_WORK TO BE COMPLETED_
Write out every record below exactly as it appears.

_Stored data_

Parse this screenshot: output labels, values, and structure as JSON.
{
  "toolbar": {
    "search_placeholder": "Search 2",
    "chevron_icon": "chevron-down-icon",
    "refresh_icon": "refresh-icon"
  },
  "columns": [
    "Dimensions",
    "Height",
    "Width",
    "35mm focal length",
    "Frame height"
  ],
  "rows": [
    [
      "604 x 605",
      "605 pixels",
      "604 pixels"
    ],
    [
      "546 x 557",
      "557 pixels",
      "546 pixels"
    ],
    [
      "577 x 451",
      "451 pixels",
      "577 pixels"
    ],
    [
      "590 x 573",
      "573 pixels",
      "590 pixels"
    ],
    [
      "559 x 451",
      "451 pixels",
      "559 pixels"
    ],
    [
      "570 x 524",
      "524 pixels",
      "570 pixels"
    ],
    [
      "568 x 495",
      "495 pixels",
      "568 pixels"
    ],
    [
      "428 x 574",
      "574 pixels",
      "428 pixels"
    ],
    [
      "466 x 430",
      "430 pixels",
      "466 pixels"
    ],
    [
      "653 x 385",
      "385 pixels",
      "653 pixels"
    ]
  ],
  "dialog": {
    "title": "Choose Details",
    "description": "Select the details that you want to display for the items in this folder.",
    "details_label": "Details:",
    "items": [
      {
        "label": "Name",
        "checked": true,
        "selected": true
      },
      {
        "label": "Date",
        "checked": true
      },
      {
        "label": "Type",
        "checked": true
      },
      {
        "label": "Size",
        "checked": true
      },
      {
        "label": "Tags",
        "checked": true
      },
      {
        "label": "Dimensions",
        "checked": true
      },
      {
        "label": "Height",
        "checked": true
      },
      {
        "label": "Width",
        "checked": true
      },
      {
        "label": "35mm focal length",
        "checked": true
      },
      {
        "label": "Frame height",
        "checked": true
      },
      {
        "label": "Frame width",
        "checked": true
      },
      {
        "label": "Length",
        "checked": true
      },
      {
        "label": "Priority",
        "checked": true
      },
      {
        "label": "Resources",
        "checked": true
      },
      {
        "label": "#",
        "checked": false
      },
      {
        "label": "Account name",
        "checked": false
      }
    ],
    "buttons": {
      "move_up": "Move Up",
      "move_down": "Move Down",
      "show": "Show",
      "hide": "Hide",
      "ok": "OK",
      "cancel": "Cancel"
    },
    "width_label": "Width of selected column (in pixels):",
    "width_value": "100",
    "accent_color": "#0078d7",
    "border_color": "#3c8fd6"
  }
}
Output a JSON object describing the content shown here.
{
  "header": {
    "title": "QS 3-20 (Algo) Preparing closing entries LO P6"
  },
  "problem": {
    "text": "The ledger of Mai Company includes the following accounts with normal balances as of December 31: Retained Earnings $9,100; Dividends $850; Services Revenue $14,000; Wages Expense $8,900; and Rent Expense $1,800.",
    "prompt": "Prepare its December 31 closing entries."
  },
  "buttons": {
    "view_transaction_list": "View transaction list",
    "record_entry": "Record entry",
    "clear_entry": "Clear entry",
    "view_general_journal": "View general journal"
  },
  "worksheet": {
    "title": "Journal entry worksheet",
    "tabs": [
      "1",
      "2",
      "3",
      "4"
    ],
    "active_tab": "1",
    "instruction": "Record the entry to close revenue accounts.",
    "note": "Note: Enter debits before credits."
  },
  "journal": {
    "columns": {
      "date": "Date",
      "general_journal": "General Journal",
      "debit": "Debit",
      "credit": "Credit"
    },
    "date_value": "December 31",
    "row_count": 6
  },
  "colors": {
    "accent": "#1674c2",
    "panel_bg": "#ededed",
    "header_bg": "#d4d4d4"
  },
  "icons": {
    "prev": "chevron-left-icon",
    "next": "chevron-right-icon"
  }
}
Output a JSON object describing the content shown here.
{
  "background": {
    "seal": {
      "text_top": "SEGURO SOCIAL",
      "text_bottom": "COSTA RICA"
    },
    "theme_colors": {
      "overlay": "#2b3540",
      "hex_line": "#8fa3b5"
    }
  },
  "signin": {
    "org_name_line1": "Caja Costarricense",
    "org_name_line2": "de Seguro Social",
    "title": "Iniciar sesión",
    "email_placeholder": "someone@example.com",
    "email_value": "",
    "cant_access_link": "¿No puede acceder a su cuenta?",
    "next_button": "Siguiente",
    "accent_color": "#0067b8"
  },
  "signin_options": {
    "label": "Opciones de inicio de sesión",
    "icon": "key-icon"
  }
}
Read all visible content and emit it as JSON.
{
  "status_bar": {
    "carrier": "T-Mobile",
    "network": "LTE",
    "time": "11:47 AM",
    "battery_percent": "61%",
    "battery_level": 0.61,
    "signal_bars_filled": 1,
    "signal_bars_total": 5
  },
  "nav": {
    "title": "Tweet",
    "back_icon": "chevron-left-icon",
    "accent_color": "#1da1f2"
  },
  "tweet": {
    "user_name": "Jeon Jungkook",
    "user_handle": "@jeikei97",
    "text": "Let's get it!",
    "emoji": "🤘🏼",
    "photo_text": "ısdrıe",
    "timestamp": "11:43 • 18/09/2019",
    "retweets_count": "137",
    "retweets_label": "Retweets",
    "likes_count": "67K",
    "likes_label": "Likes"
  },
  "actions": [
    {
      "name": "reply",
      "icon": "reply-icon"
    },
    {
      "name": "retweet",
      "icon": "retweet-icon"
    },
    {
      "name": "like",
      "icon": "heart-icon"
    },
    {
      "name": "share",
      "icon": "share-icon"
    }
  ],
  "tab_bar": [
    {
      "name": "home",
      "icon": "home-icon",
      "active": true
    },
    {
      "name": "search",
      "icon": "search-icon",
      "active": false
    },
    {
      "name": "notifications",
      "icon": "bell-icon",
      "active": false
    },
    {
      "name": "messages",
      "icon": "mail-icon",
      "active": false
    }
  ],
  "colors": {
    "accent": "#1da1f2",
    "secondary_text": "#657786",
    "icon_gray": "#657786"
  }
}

_SOLUTION TO THE PROBLEM_
Parse this screenshot: output labels, values, and structure as JSON.
{
  "toolbar": {
    "search_placeholder": "Search 2",
    "chevron_icon": "chevron-down-icon",
    "refresh_icon": "refresh-icon"
  },
  "columns": [
    "Dimensions",
    "Height",
    "Width",
    "35mm focal length",
    "Frame height"
  ],
  "rows": [
    [
      "604 x 605",
      "605 pixels",
      "604 pixels"
    ],
    [
      "546 x 557",
      "557 pixels",
      "546 pixels"
    ],
    [
      "577 x 451",
      "451 pixels",
      "577 pixels"
    ],
    [
      "590 x 573",
      "573 pixels",
      "590 pixels"
    ],
    [
      "559 x 451",
      "451 pixels",
      "559 pixels"
    ],
    [
      "570 x 524",
      "524 pixels",
      "570 pixels"
    ],
    [
      "568 x 495",
      "495 pixels",
      "568 pixels"
    ],
    [
      "428 x 574",
      "574 pixels",
      "428 pixels"
    ],
    [
      "466 x 430",
      "430 pixels",
      "466 pixels"
    ],
    [
      "653 x 385",
      "385 pixels",
      "653 pixels"
    ]
  ],
  "dialog": {
    "title": "Choose Details",
    "description": "Select the details that you want to display for the items in this folder.",
    "details_label": "Details:",
    "items": [
      {
        "label": "Name",
        "checked": true,
        "selected": true
      },
      {
        "label": "Date",
        "checked": true
      },
      {
        "label": "Type",
        "checked": true
      },
      {
        "label": "Size",
        "checked": true
      },
      {
        "label": "Tags",
        "checked": true
      },
      {
        "label": "Dimensions",
        "checked": true
      },
      {
        "label": "Height",
        "checked": true
      },
      {
        "label": "Width",
        "checked": true
      },
      {
        "label": "35mm focal length",
        "checked": true
      },
      {
        "label": "Frame height",
        "checked": true
      },
      {
        "label": "Frame width",
        "checked": true
      },
      {
        "label": "Length",
        "checked": true
      },
      {
        "label": "Priority",
        "checked": true
      },
      {
        "label": "Resources",
        "checked": true
      },
      {
        "label": "#",
        "checked": false
      },
      {
        "label": "Account name",
        "checked": false
      }
    ],
    "buttons": {
      "move_up": "Move Up",
      "move_down": "Move Down",
      "show": "Show",
      "hide": "Hide",
      "ok": "OK",
      "cancel": "Cancel"
    },
    "width_label": "Width of selected column (in pixels):",
    "width_value": "100",
    "accent_color": "#0078d7",
    "border_color": "#3c8fd6"
  }
}
Output a JSON object describing the content shown here.
{
  "header": {
    "title": "QS 3-20 (Algo) Preparing closing entries LO P6"
  },
  "problem": {
    "text": "The ledger of Mai Company includes the following accounts with normal balances as of December 31: Retained Earnings $9,100; Dividends $850; Services Revenue $14,000; Wages Expense $8,900; and Rent Expense $1,800.",
    "prompt": "Prepare its December 31 closing entries."
  },
  "buttons": {
    "view_transaction_list": "View transaction list",
    "record_entry": "Record entry",
    "clear_entry": "Clear entry",
    "view_general_journal": "View general journal"
  },
  "worksheet": {
    "title": "Journal entry worksheet",
    "tabs": [
      "1",
      "2",
      "3",
      "4"
    ],
    "active_tab": "1",
    "instruction": "Record the entry to close revenue accounts.",
    "note": "Note: Enter debits before credits."
  },
  "journal": {
    "columns": {
      "date": "Date",
      "general_journal": "General Journal",
      "debit": "Debit",
      "credit": "Credit"
    },
    "date_value": "December 31",
    "row_count": 6
  },
  "colors": {
    "accent": "#1674c2",
    "panel_bg": "#ededed",
    "header_bg": "#d4d4d4"
  },
  "icons": {
    "prev": "chevron-left-icon",
    "next": "chevron-right-icon"
  }
}
Output a JSON object describing the content shown here.
{
  "background": {
    "seal": {
      "text_top": "SEGURO SOCIAL",
      "text_bottom": "COSTA RICA"
    },
    "theme_colors": {
      "overlay": "#2b3540",
      "hex_line": "#8fa3b5"
    }
  },
  "signin": {
    "org_name_line1": "Caja Costarricense",
    "org_name_line2": "de Seguro Social",
    "title": "Iniciar sesión",
    "email_placeholder": "someone@example.com",
    "email_value": "",
    "cant_access_link": "¿No puede acceder a su cuenta?",
    "next_button": "Siguiente",
    "accent_color": "#0067b8"
  },
  "signin_options": {
    "label": "Opciones de inicio de sesión",
    "icon": "key-icon"
  }
}
Read all visible content and emit it as JSON.
{
  "status_bar": {
    "carrier": "T-Mobile",
    "network": "LTE",
    "time": "11:47 AM",
    "battery_percent": "61%",
    "battery_level": 0.61,
    "signal_bars_filled": 1,
    "signal_bars_total": 5
  },
  "nav": {
    "title": "Tweet",
    "back_icon": "chevron-left-icon",
    "accent_color": "#1da1f2"
  },
  "tweet": {
    "user_name": "Jeon Jungkook",
    "user_handle": "@jeikei97",
    "text": "Let's get it!",
    "emoji": "🤘🏼",
    "photo_text": "ısdrıe",
    "timestamp": "11:43 • 18/09/2019",
    "retweets_count": "137",
    "retweets_label": "Retweets",
    "likes_count": "67K",
    "likes_label": "Likes"
  },
  "actions": [
    {
      "name": "reply",
      "icon": "reply-icon"
    },
    {
      "name": "retweet",
      "icon": "retweet-icon"
    },
    {
      "name": "like",
      "icon": "heart-icon"
    },
    {
      "name": "share",
      "icon": "share-icon"
    }
  ],
  "tab_bar": [
    {
      "name": "home",
      "icon": "home-icon",
      "active": true
    },
    {
      "name": "search",
      "icon": "search-icon",
      "active": false
    },
    {
      "name": "notifications",
      "icon": "bell-icon",
      "active": false
    },
    {
      "name": "messages",
      "icon": "mail-icon",
      "active": false
    }
  ],
  "colors": {
    "accent": "#1da1f2",
    "secondary_text": "#657786",
    "icon_gray": "#657786"
  }
}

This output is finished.